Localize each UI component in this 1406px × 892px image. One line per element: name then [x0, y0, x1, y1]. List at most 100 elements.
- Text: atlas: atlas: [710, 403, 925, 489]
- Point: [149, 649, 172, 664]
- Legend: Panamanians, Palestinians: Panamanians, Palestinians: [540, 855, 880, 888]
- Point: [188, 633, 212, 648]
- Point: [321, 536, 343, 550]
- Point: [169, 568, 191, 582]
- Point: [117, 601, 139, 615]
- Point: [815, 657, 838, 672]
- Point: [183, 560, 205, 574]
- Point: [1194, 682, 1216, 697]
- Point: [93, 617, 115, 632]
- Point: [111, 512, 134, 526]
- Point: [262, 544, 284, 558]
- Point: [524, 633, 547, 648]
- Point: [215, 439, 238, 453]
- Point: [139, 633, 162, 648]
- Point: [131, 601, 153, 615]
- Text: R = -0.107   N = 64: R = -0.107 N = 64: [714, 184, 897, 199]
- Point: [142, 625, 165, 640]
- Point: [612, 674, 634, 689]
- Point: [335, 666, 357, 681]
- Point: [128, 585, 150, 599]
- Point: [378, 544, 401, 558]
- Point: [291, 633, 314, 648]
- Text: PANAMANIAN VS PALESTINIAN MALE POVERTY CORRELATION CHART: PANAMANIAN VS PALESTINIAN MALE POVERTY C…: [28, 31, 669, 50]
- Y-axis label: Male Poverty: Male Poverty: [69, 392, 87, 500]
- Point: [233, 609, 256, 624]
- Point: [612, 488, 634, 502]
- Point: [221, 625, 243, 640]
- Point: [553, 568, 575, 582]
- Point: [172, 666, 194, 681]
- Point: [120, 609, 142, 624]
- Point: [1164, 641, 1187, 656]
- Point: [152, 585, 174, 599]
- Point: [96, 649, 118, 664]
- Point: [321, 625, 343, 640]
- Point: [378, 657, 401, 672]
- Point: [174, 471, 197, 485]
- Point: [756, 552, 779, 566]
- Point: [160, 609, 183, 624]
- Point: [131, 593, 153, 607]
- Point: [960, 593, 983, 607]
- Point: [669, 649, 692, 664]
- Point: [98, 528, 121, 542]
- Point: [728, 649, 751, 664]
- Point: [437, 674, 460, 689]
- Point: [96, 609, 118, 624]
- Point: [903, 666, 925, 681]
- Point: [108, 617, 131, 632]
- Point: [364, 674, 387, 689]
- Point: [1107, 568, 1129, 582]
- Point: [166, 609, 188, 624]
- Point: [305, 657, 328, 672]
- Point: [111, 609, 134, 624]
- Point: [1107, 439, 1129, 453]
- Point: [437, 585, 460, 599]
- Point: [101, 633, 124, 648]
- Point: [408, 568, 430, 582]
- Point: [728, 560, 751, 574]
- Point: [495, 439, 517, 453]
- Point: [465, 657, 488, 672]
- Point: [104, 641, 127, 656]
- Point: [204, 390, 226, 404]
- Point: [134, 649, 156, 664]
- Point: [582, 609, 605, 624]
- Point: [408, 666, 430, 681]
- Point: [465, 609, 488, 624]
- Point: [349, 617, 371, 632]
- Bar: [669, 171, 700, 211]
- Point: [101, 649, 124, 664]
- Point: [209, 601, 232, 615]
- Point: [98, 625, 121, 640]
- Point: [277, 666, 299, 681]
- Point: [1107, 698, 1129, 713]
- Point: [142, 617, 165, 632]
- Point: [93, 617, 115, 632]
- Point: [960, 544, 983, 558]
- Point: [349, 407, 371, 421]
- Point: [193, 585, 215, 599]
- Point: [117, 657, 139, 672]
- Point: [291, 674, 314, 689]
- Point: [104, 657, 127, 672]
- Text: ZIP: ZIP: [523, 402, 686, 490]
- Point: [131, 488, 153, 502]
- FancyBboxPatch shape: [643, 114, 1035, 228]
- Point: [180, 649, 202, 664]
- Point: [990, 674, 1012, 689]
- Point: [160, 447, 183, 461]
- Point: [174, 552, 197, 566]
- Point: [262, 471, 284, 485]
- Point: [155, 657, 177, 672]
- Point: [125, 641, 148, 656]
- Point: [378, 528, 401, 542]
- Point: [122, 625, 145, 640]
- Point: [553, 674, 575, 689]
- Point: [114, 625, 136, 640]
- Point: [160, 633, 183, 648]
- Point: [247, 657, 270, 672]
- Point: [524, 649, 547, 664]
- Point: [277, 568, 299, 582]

● O que fazer
Reescreva as linhas acima, trocando "Point" por "Marker" em todos os itens e mantendo todo o resto igual.

● Resultado final
Localize each UI component in this 1406px × 892px image. One line per element: name then [x0, y0, x1, y1]. List at most 100 elements.
- Text: atlas: atlas: [710, 403, 925, 489]
- Marker: [149, 649, 172, 664]
- Legend: Panamanians, Palestinians: Panamanians, Palestinians: [540, 855, 880, 888]
- Marker: [188, 633, 212, 648]
- Marker: [321, 536, 343, 550]
- Marker: [169, 568, 191, 582]
- Marker: [117, 601, 139, 615]
- Marker: [815, 657, 838, 672]
- Marker: [183, 560, 205, 574]
- Marker: [1194, 682, 1216, 697]
- Marker: [93, 617, 115, 632]
- Marker: [111, 512, 134, 526]
- Marker: [262, 544, 284, 558]
- Marker: [524, 633, 547, 648]
- Marker: [215, 439, 238, 453]
- Marker: [139, 633, 162, 648]
- Marker: [131, 601, 153, 615]
- Text: R = -0.107   N = 64: R = -0.107 N = 64: [714, 184, 897, 199]
- Marker: [142, 625, 165, 640]
- Marker: [612, 674, 634, 689]
- Marker: [335, 666, 357, 681]
- Marker: [128, 585, 150, 599]
- Marker: [378, 544, 401, 558]
- Marker: [291, 633, 314, 648]
- Text: PANAMANIAN VS PALESTINIAN MALE POVERTY CORRELATION CHART: PANAMANIAN VS PALESTINIAN MALE POVERTY C…: [28, 31, 669, 50]
- Y-axis label: Male Poverty: Male Poverty: [69, 392, 87, 500]
- Marker: [233, 609, 256, 624]
- Marker: [612, 488, 634, 502]
- Marker: [221, 625, 243, 640]
- Marker: [553, 568, 575, 582]
- Marker: [172, 666, 194, 681]
- Marker: [120, 609, 142, 624]
- Marker: [1164, 641, 1187, 656]
- Marker: [152, 585, 174, 599]
- Marker: [96, 649, 118, 664]
- Marker: [321, 625, 343, 640]
- Marker: [378, 657, 401, 672]
- Marker: [174, 471, 197, 485]
- Marker: [756, 552, 779, 566]
- Marker: [160, 609, 183, 624]
- Marker: [131, 593, 153, 607]
- Marker: [960, 593, 983, 607]
- Marker: [669, 649, 692, 664]
- Marker: [98, 528, 121, 542]
- Marker: [728, 649, 751, 664]
- Marker: [437, 674, 460, 689]
- Marker: [96, 609, 118, 624]
- Marker: [903, 666, 925, 681]
- Marker: [108, 617, 131, 632]
- Marker: [364, 674, 387, 689]
- Marker: [1107, 568, 1129, 582]
- Marker: [166, 609, 188, 624]
- Marker: [305, 657, 328, 672]
- Marker: [111, 609, 134, 624]
- Marker: [1107, 439, 1129, 453]
- Marker: [437, 585, 460, 599]
- Marker: [101, 633, 124, 648]
- Marker: [408, 568, 430, 582]
- Marker: [728, 560, 751, 574]
- Marker: [495, 439, 517, 453]
- Marker: [465, 657, 488, 672]
- Marker: [104, 641, 127, 656]
- Marker: [204, 390, 226, 404]
- Marker: [134, 649, 156, 664]
- Marker: [582, 609, 605, 624]
- Marker: [408, 666, 430, 681]
- Marker: [465, 609, 488, 624]
- Marker: [349, 617, 371, 632]
- Bar: [669, 171, 700, 211]
- Marker: [101, 649, 124, 664]
- Marker: [209, 601, 232, 615]
- Marker: [98, 625, 121, 640]
- Marker: [277, 666, 299, 681]
- Marker: [1107, 698, 1129, 713]
- Marker: [142, 617, 165, 632]
- Marker: [93, 617, 115, 632]
- Marker: [960, 544, 983, 558]
- Marker: [349, 407, 371, 421]
- Marker: [193, 585, 215, 599]
- Marker: [117, 657, 139, 672]
- Marker: [291, 674, 314, 689]
- Marker: [104, 657, 127, 672]
- Text: ZIP: ZIP: [523, 402, 686, 490]
- Marker: [131, 488, 153, 502]
- FancyBboxPatch shape: [643, 114, 1035, 228]
- Marker: [180, 649, 202, 664]
- Marker: [990, 674, 1012, 689]
- Marker: [160, 447, 183, 461]
- Marker: [174, 552, 197, 566]
- Marker: [262, 471, 284, 485]
- Marker: [155, 657, 177, 672]
- Marker: [125, 641, 148, 656]
- Marker: [378, 528, 401, 542]
- Marker: [122, 625, 145, 640]
- Marker: [553, 674, 575, 689]
- Marker: [114, 625, 136, 640]
- Marker: [160, 633, 183, 648]
- Marker: [247, 657, 270, 672]
- Marker: [524, 649, 547, 664]
- Marker: [277, 568, 299, 582]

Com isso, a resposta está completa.